** begin **

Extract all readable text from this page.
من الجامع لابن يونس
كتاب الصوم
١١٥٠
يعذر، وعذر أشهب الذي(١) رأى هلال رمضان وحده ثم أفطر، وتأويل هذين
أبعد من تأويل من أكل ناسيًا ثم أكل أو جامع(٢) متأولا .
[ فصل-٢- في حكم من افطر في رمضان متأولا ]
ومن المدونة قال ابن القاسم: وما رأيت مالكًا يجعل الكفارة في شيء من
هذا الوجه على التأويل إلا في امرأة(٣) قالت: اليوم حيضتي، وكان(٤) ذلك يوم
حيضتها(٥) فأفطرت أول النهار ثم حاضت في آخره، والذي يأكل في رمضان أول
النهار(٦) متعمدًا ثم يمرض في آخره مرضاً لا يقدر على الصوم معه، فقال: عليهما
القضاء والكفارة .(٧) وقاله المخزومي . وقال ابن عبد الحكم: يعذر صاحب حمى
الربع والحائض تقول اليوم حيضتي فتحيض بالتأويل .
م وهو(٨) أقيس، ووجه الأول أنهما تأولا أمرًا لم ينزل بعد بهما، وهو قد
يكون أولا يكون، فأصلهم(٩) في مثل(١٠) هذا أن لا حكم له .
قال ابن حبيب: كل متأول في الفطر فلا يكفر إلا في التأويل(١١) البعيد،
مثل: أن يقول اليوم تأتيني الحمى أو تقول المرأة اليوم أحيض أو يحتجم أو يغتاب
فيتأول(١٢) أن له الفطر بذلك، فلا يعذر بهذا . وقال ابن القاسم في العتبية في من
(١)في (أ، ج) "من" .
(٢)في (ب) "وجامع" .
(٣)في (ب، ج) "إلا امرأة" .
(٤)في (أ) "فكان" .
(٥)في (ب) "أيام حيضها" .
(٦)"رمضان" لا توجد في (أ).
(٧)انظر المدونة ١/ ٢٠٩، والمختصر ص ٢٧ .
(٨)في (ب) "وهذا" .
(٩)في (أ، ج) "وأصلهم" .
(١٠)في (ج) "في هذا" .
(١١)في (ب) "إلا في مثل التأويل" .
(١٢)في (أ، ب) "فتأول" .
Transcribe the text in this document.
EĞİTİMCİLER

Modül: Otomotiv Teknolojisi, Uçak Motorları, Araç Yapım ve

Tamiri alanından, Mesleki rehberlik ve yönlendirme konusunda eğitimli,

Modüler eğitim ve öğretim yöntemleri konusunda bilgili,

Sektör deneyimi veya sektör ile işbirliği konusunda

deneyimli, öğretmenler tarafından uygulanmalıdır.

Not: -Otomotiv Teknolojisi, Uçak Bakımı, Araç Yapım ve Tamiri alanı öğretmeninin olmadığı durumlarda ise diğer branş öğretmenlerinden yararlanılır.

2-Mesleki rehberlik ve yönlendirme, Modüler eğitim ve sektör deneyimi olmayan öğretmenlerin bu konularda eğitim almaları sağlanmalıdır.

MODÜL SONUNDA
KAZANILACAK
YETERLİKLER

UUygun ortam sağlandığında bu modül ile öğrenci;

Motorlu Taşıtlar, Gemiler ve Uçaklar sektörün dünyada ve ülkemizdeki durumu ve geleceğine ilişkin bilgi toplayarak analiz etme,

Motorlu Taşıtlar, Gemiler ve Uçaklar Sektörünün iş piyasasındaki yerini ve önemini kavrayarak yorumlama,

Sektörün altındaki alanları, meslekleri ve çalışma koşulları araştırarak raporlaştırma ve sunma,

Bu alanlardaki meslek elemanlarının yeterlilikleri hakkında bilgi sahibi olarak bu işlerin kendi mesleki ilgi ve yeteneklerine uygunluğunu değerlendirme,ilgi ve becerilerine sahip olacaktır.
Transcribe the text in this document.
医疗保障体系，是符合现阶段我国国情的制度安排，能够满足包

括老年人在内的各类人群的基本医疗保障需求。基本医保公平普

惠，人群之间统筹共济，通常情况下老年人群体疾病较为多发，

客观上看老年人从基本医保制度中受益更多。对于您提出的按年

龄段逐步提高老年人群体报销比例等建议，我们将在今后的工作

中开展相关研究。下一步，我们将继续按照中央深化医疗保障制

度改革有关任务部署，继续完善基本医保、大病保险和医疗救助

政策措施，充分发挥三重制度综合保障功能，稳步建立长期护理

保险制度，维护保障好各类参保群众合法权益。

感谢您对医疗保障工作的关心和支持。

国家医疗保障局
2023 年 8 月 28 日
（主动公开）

** end **

Pick out the lines that include the word "يعذر" and write them out.

* [EXPECTED OUTPUT]:
يعذر، وعذر أشهب الذي(١) رأى هلال رمضان وحده ثم أفطر، وتأويل هذين
القضاء والكفارة .(٧) وقاله المخزومي . وقال ابن عبد الحكم: يعذر صاحب حمى
فيتأول(١٢) أن له الفطر بذلك، فلا يعذر بهذا . وقال ابن القاسم في العتبية في من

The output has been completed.